• _Goal_:
Report how many lines contain "Körösszakál", with no other words.

• _Data listing_:
---------------

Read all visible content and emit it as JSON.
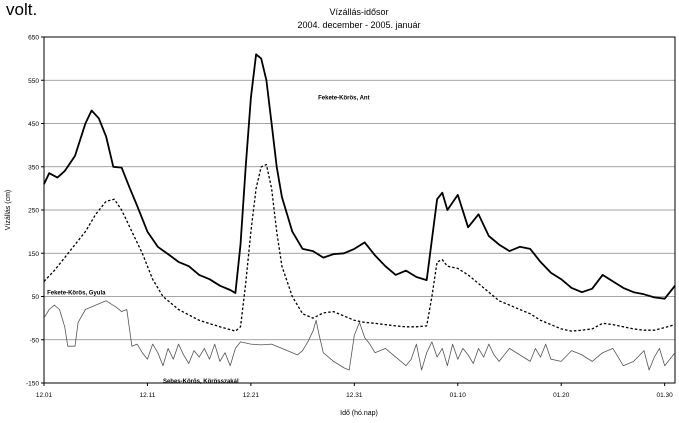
{
  "page": {
    "fragment_text": "volt."
  },
  "chart_data": {
    "type": "line",
    "title": "Vízállás-idősor",
    "subtitle": "2004. december - 2005. január",
    "xlabel": "Idő (hó.nap)",
    "ylabel": "Vízállás (cm)",
    "ylim": [
      -150,
      650
    ],
    "yticks": [
      -150,
      -50,
      50,
      150,
      250,
      350,
      450,
      550,
      650
    ],
    "xlim": [
      0,
      61
    ],
    "xticks": [
      {
        "x": 0,
        "label": "12.01"
      },
      {
        "x": 10,
        "label": "12.11"
      },
      {
        "x": 20,
        "label": "12.21"
      },
      {
        "x": 30,
        "label": "12.31"
      },
      {
        "x": 40,
        "label": "01.10"
      },
      {
        "x": 50,
        "label": "01.20"
      },
      {
        "x": 60,
        "label": "01.30"
      }
    ],
    "grid": true,
    "legend": "none",
    "series": [
      {
        "name": "Fekete-Körös, Ant",
        "style": "solid-thick",
        "color": "#000000",
        "points": [
          [
            0,
            310
          ],
          [
            0.5,
            335
          ],
          [
            1.3,
            325
          ],
          [
            2,
            340
          ],
          [
            3,
            375
          ],
          [
            4,
            450
          ],
          [
            4.6,
            480
          ],
          [
            5.3,
            462
          ],
          [
            6,
            420
          ],
          [
            6.7,
            350
          ],
          [
            7.5,
            348
          ],
          [
            8.3,
            300
          ],
          [
            9,
            260
          ],
          [
            10,
            200
          ],
          [
            11,
            165
          ],
          [
            12,
            148
          ],
          [
            13,
            130
          ],
          [
            14,
            120
          ],
          [
            15,
            100
          ],
          [
            16,
            90
          ],
          [
            17,
            75
          ],
          [
            18,
            65
          ],
          [
            18.5,
            58
          ],
          [
            19,
            170
          ],
          [
            19.5,
            350
          ],
          [
            20,
            510
          ],
          [
            20.5,
            610
          ],
          [
            21,
            600
          ],
          [
            21.5,
            550
          ],
          [
            22,
            450
          ],
          [
            22.5,
            350
          ],
          [
            23,
            280
          ],
          [
            24,
            200
          ],
          [
            25,
            160
          ],
          [
            26,
            155
          ],
          [
            27,
            140
          ],
          [
            28,
            148
          ],
          [
            29,
            150
          ],
          [
            30,
            160
          ],
          [
            31,
            175
          ],
          [
            32,
            145
          ],
          [
            33,
            120
          ],
          [
            34,
            100
          ],
          [
            35,
            110
          ],
          [
            36,
            95
          ],
          [
            37,
            88
          ],
          [
            38,
            275
          ],
          [
            38.5,
            290
          ],
          [
            39,
            250
          ],
          [
            40,
            285
          ],
          [
            41,
            210
          ],
          [
            42,
            240
          ],
          [
            43,
            190
          ],
          [
            44,
            170
          ],
          [
            45,
            155
          ],
          [
            46,
            165
          ],
          [
            47,
            160
          ],
          [
            48,
            130
          ],
          [
            49,
            105
          ],
          [
            50,
            90
          ],
          [
            51,
            70
          ],
          [
            52,
            60
          ],
          [
            53,
            68
          ],
          [
            54,
            100
          ],
          [
            55,
            85
          ],
          [
            56,
            70
          ],
          [
            57,
            60
          ],
          [
            58,
            55
          ],
          [
            59,
            48
          ],
          [
            60,
            45
          ],
          [
            61,
            75
          ]
        ]
      },
      {
        "name": "Fekete-Körös, Gyula",
        "style": "dashed",
        "color": "#000000",
        "points": [
          [
            0,
            85
          ],
          [
            1,
            110
          ],
          [
            2,
            140
          ],
          [
            3,
            170
          ],
          [
            4,
            200
          ],
          [
            5,
            240
          ],
          [
            6,
            270
          ],
          [
            6.8,
            275
          ],
          [
            7.5,
            250
          ],
          [
            8.5,
            200
          ],
          [
            9.5,
            150
          ],
          [
            10.5,
            90
          ],
          [
            11.5,
            50
          ],
          [
            13,
            20
          ],
          [
            15,
            -5
          ],
          [
            17,
            -20
          ],
          [
            18.5,
            -30
          ],
          [
            19,
            -20
          ],
          [
            19.5,
            80
          ],
          [
            20,
            200
          ],
          [
            20.5,
            300
          ],
          [
            21,
            350
          ],
          [
            21.5,
            355
          ],
          [
            22,
            300
          ],
          [
            22.5,
            200
          ],
          [
            23,
            120
          ],
          [
            24,
            50
          ],
          [
            25,
            10
          ],
          [
            26,
            0
          ],
          [
            27,
            12
          ],
          [
            28,
            15
          ],
          [
            29,
            5
          ],
          [
            30,
            -5
          ],
          [
            31,
            -10
          ],
          [
            32,
            -12
          ],
          [
            33,
            -15
          ],
          [
            34,
            -18
          ],
          [
            35,
            -20
          ],
          [
            36,
            -20
          ],
          [
            37,
            -18
          ],
          [
            37.5,
            50
          ],
          [
            38,
            130
          ],
          [
            38.5,
            135
          ],
          [
            39,
            120
          ],
          [
            40,
            115
          ],
          [
            41,
            100
          ],
          [
            42,
            80
          ],
          [
            43,
            60
          ],
          [
            44,
            40
          ],
          [
            45,
            30
          ],
          [
            46,
            20
          ],
          [
            47,
            10
          ],
          [
            48,
            -5
          ],
          [
            49,
            -15
          ],
          [
            50,
            -25
          ],
          [
            51,
            -30
          ],
          [
            52,
            -28
          ],
          [
            53,
            -25
          ],
          [
            54,
            -12
          ],
          [
            55,
            -15
          ],
          [
            56,
            -20
          ],
          [
            57,
            -25
          ],
          [
            58,
            -28
          ],
          [
            59,
            -28
          ],
          [
            60,
            -22
          ],
          [
            61,
            -15
          ]
        ]
      },
      {
        "name": "Sebes-Körös, Körösszakál",
        "style": "solid-thin",
        "color": "#555555",
        "points": [
          [
            0,
            0
          ],
          [
            0.5,
            20
          ],
          [
            1,
            30
          ],
          [
            1.5,
            20
          ],
          [
            2,
            -20
          ],
          [
            2.3,
            -65
          ],
          [
            3,
            -65
          ],
          [
            3.3,
            -10
          ],
          [
            4,
            20
          ],
          [
            5,
            30
          ],
          [
            6,
            40
          ],
          [
            7,
            25
          ],
          [
            7.5,
            15
          ],
          [
            8,
            20
          ],
          [
            8.5,
            -65
          ],
          [
            9,
            -60
          ],
          [
            9.5,
            -80
          ],
          [
            10,
            -95
          ],
          [
            10.5,
            -60
          ],
          [
            11,
            -80
          ],
          [
            11.5,
            -110
          ],
          [
            12,
            -70
          ],
          [
            12.5,
            -95
          ],
          [
            13,
            -60
          ],
          [
            13.5,
            -85
          ],
          [
            14,
            -105
          ],
          [
            14.5,
            -75
          ],
          [
            15,
            -90
          ],
          [
            15.5,
            -70
          ],
          [
            16,
            -95
          ],
          [
            16.5,
            -60
          ],
          [
            17,
            -100
          ],
          [
            17.5,
            -80
          ],
          [
            18,
            -110
          ],
          [
            18.5,
            -70
          ],
          [
            19,
            -55
          ],
          [
            20,
            -60
          ],
          [
            21,
            -62
          ],
          [
            22,
            -60
          ],
          [
            23,
            -70
          ],
          [
            24,
            -80
          ],
          [
            24.5,
            -85
          ],
          [
            25,
            -75
          ],
          [
            25.5,
            -55
          ],
          [
            26,
            -30
          ],
          [
            26.3,
            -5
          ],
          [
            26.6,
            -40
          ],
          [
            27,
            -80
          ],
          [
            28,
            -100
          ],
          [
            29,
            -115
          ],
          [
            29.5,
            -120
          ],
          [
            30,
            -40
          ],
          [
            30.5,
            -10
          ],
          [
            31,
            -45
          ],
          [
            31.5,
            -60
          ],
          [
            32,
            -80
          ],
          [
            33,
            -70
          ],
          [
            34,
            -90
          ],
          [
            35,
            -110
          ],
          [
            35.5,
            -95
          ],
          [
            36,
            -60
          ],
          [
            36.5,
            -120
          ],
          [
            37,
            -80
          ],
          [
            37.5,
            -55
          ],
          [
            38,
            -90
          ],
          [
            38.5,
            -70
          ],
          [
            39,
            -110
          ],
          [
            39.5,
            -60
          ],
          [
            40,
            -95
          ],
          [
            40.5,
            -70
          ],
          [
            41,
            -85
          ],
          [
            41.5,
            -105
          ],
          [
            42,
            -70
          ],
          [
            42.5,
            -90
          ],
          [
            43,
            -60
          ],
          [
            43.5,
            -85
          ],
          [
            44,
            -100
          ],
          [
            45,
            -70
          ],
          [
            46,
            -85
          ],
          [
            47,
            -100
          ],
          [
            47.5,
            -70
          ],
          [
            48,
            -90
          ],
          [
            48.5,
            -60
          ],
          [
            49,
            -95
          ],
          [
            50,
            -100
          ],
          [
            51,
            -75
          ],
          [
            52,
            -85
          ],
          [
            53,
            -100
          ],
          [
            54,
            -80
          ],
          [
            55,
            -70
          ],
          [
            55.5,
            -90
          ],
          [
            56,
            -110
          ],
          [
            57,
            -100
          ],
          [
            58,
            -75
          ],
          [
            58.5,
            -120
          ],
          [
            59,
            -90
          ],
          [
            59.5,
            -70
          ],
          [
            60,
            -110
          ],
          [
            61,
            -80
          ]
        ]
      }
    ],
    "annotations": [
      {
        "series": 0,
        "text": "Fekete-Körös, Ant",
        "x": 26.5,
        "y": 505
      },
      {
        "series": 1,
        "text": "Fekete-Körös, Gyula",
        "x": 0.3,
        "y": 55
      },
      {
        "series": 2,
        "text": "Sebes-Körös, Körösszakál",
        "x": 11.5,
        "y": -150
      }
    ]
  }
}
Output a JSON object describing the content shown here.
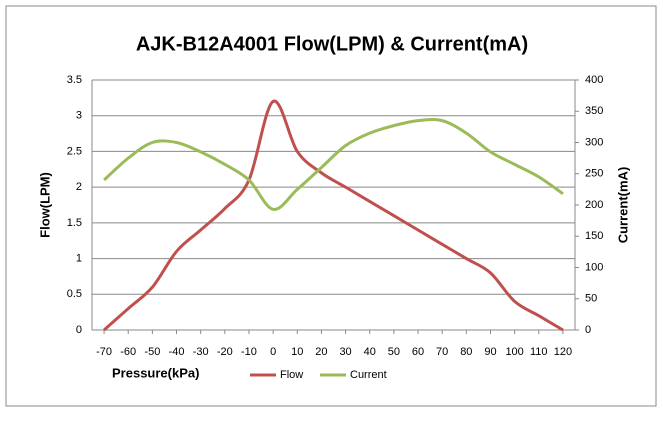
{
  "chart_data": {
    "type": "line",
    "title": "AJK-B12A4001 Flow(LPM) & Current(mA)",
    "xlabel": "Pressure(kPa)",
    "ylabel": "Flow(LPM)",
    "y2label": "Current(mA)",
    "x": [
      -70,
      -60,
      -50,
      -40,
      -30,
      -20,
      -10,
      0,
      10,
      20,
      30,
      40,
      50,
      60,
      70,
      80,
      90,
      100,
      110,
      120
    ],
    "series": [
      {
        "name": "Flow",
        "color": "#c0504d",
        "values": [
          0,
          0.3,
          0.6,
          1.1,
          1.4,
          1.7,
          2.1,
          3.2,
          2.5,
          2.2,
          2.0,
          1.8,
          1.6,
          1.4,
          1.2,
          1.0,
          0.8,
          0.4,
          0.2,
          0
        ]
      },
      {
        "name": "Current",
        "color": "#9bbb59",
        "axis": "y2",
        "values": [
          240,
          275,
          300,
          300,
          285,
          265,
          240,
          193,
          225,
          260,
          295,
          315,
          327,
          335,
          335,
          315,
          285,
          265,
          245,
          218
        ]
      }
    ],
    "xlim": [
      -75,
      125
    ],
    "xticks": [
      -70,
      -60,
      -50,
      -40,
      -30,
      -20,
      -10,
      0,
      10,
      20,
      30,
      40,
      50,
      60,
      70,
      80,
      90,
      100,
      110,
      120
    ],
    "ylim": [
      0,
      3.5
    ],
    "yticks": [
      0,
      0.5,
      1,
      1.5,
      2,
      2.5,
      3,
      3.5
    ],
    "y2lim": [
      0,
      400
    ],
    "y2ticks": [
      0,
      50,
      100,
      150,
      200,
      250,
      300,
      350,
      400
    ],
    "grid": true,
    "legend": "bottom"
  }
}
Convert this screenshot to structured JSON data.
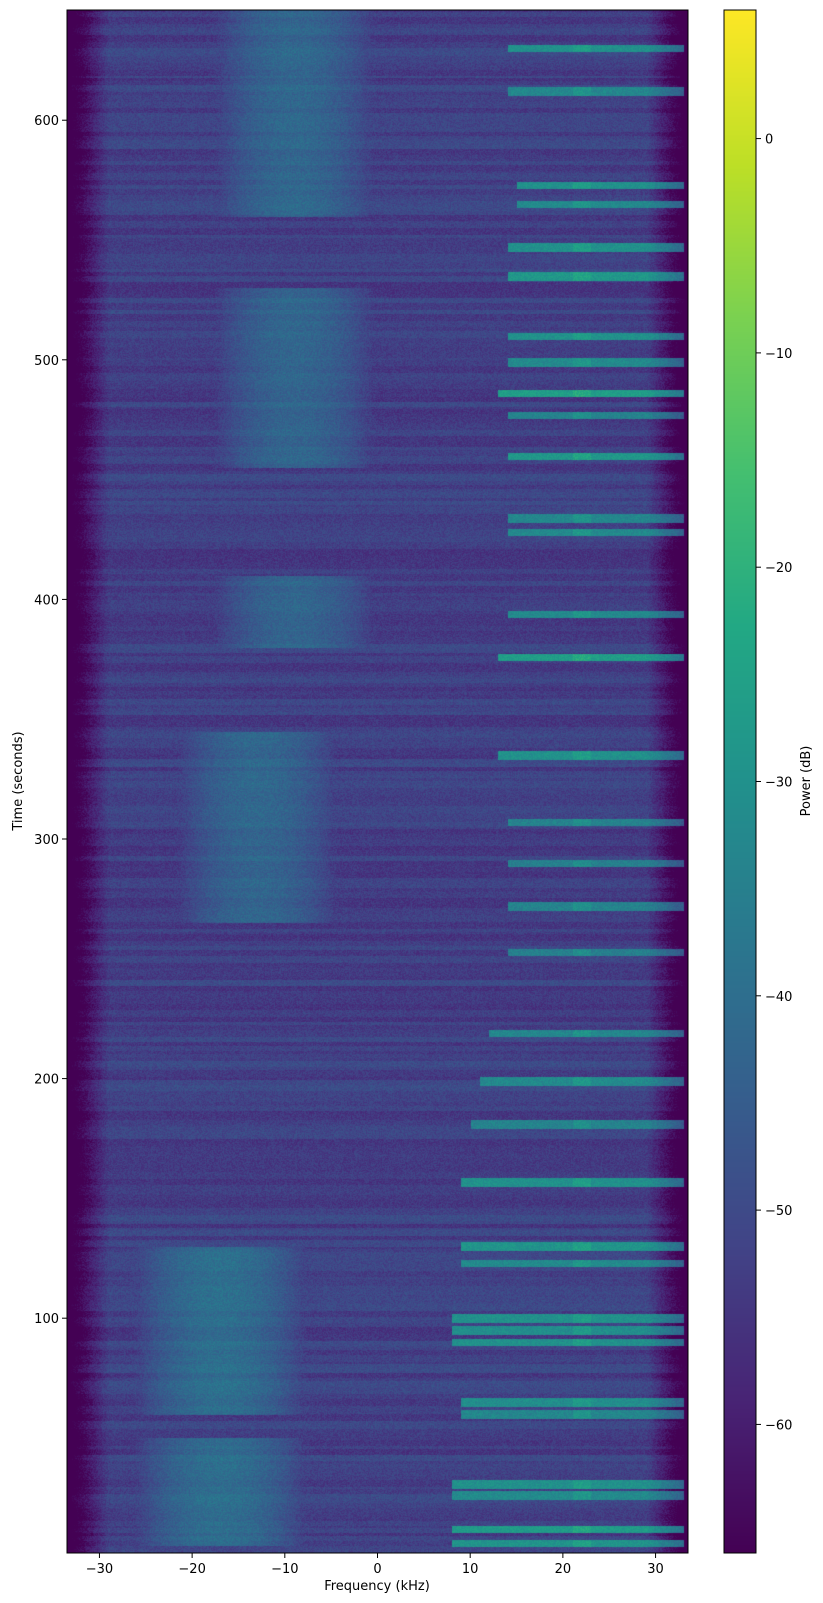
{
  "chart_data": {
    "type": "heatmap",
    "title": "",
    "xlabel": "Frequency (kHz)",
    "ylabel": "Time (seconds)",
    "colorbar_label": "Power (dB)",
    "colormap": "viridis",
    "xlim": [
      -33.5,
      33.5
    ],
    "ylim": [
      2,
      646
    ],
    "clim": [
      -66,
      6
    ],
    "x_ticks": [
      -30,
      -20,
      -10,
      0,
      10,
      20,
      30
    ],
    "x_tick_labels": [
      "−30",
      "−20",
      "−10",
      "0",
      "10",
      "20",
      "30"
    ],
    "y_ticks": [
      100,
      200,
      300,
      400,
      500,
      600
    ],
    "y_tick_labels": [
      "100",
      "200",
      "300",
      "400",
      "500",
      "600"
    ],
    "colorbar_ticks": [
      0,
      -10,
      -20,
      -30,
      -40,
      -50,
      -60
    ],
    "colorbar_tick_labels": [
      "0",
      "−10",
      "−20",
      "−30",
      "−40",
      "−50",
      "−60"
    ],
    "baseline_power_db": -52,
    "edge_rolloff_khz": 29,
    "bursts": [
      {
        "t": 630,
        "f_min": 14,
        "f_max": 33,
        "power_db": -30
      },
      {
        "t": 612,
        "f_min": 14,
        "f_max": 33,
        "power_db": -33
      },
      {
        "t": 573,
        "f_min": 15,
        "f_max": 33,
        "power_db": -30
      },
      {
        "t": 565,
        "f_min": 15,
        "f_max": 33,
        "power_db": -32
      },
      {
        "t": 547,
        "f_min": 14,
        "f_max": 33,
        "power_db": -30
      },
      {
        "t": 535,
        "f_min": 14,
        "f_max": 33,
        "power_db": -28
      },
      {
        "t": 510,
        "f_min": 14,
        "f_max": 33,
        "power_db": -30
      },
      {
        "t": 499,
        "f_min": 14,
        "f_max": 33,
        "power_db": -32
      },
      {
        "t": 486,
        "f_min": 13,
        "f_max": 33,
        "power_db": -26
      },
      {
        "t": 477,
        "f_min": 14,
        "f_max": 33,
        "power_db": -34
      },
      {
        "t": 460,
        "f_min": 14,
        "f_max": 33,
        "power_db": -28
      },
      {
        "t": 434,
        "f_min": 14,
        "f_max": 33,
        "power_db": -33
      },
      {
        "t": 428,
        "f_min": 14,
        "f_max": 33,
        "power_db": -32
      },
      {
        "t": 394,
        "f_min": 14,
        "f_max": 33,
        "power_db": -32
      },
      {
        "t": 376,
        "f_min": 13,
        "f_max": 33,
        "power_db": -26
      },
      {
        "t": 335,
        "f_min": 13,
        "f_max": 33,
        "power_db": -30
      },
      {
        "t": 307,
        "f_min": 14,
        "f_max": 33,
        "power_db": -34
      },
      {
        "t": 290,
        "f_min": 14,
        "f_max": 33,
        "power_db": -35
      },
      {
        "t": 272,
        "f_min": 14,
        "f_max": 33,
        "power_db": -34
      },
      {
        "t": 253,
        "f_min": 14,
        "f_max": 33,
        "power_db": -35
      },
      {
        "t": 219,
        "f_min": 12,
        "f_max": 33,
        "power_db": -33
      },
      {
        "t": 199,
        "f_min": 11,
        "f_max": 33,
        "power_db": -32
      },
      {
        "t": 181,
        "f_min": 10,
        "f_max": 33,
        "power_db": -34
      },
      {
        "t": 157,
        "f_min": 9,
        "f_max": 33,
        "power_db": -30
      },
      {
        "t": 130,
        "f_min": 9,
        "f_max": 33,
        "power_db": -29
      },
      {
        "t": 123,
        "f_min": 9,
        "f_max": 33,
        "power_db": -32
      },
      {
        "t": 100,
        "f_min": 8,
        "f_max": 33,
        "power_db": -30
      },
      {
        "t": 95,
        "f_min": 8,
        "f_max": 33,
        "power_db": -31
      },
      {
        "t": 90,
        "f_min": 8,
        "f_max": 33,
        "power_db": -30
      },
      {
        "t": 65,
        "f_min": 9,
        "f_max": 33,
        "power_db": -31
      },
      {
        "t": 60,
        "f_min": 9,
        "f_max": 33,
        "power_db": -33
      },
      {
        "t": 31,
        "f_min": 8,
        "f_max": 33,
        "power_db": -30
      },
      {
        "t": 26,
        "f_min": 8,
        "f_max": 33,
        "power_db": -32
      },
      {
        "t": 12,
        "f_min": 8,
        "f_max": 33,
        "power_db": -27
      },
      {
        "t": 6,
        "f_min": 8,
        "f_max": 33,
        "power_db": -29
      }
    ],
    "low_band_regions": [
      {
        "t_min": 560,
        "t_max": 646,
        "f_center": -9,
        "power_db": -42
      },
      {
        "t_min": 455,
        "t_max": 530,
        "f_center": -9,
        "power_db": -42
      },
      {
        "t_min": 380,
        "t_max": 410,
        "f_center": -9,
        "power_db": -42
      },
      {
        "t_min": 265,
        "t_max": 345,
        "f_center": -13,
        "power_db": -42
      },
      {
        "t_min": 60,
        "t_max": 130,
        "f_center": -17,
        "power_db": -40
      },
      {
        "t_min": 5,
        "t_max": 50,
        "f_center": -17,
        "power_db": -40
      }
    ]
  }
}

---------------

• _Output of the exercise_:
2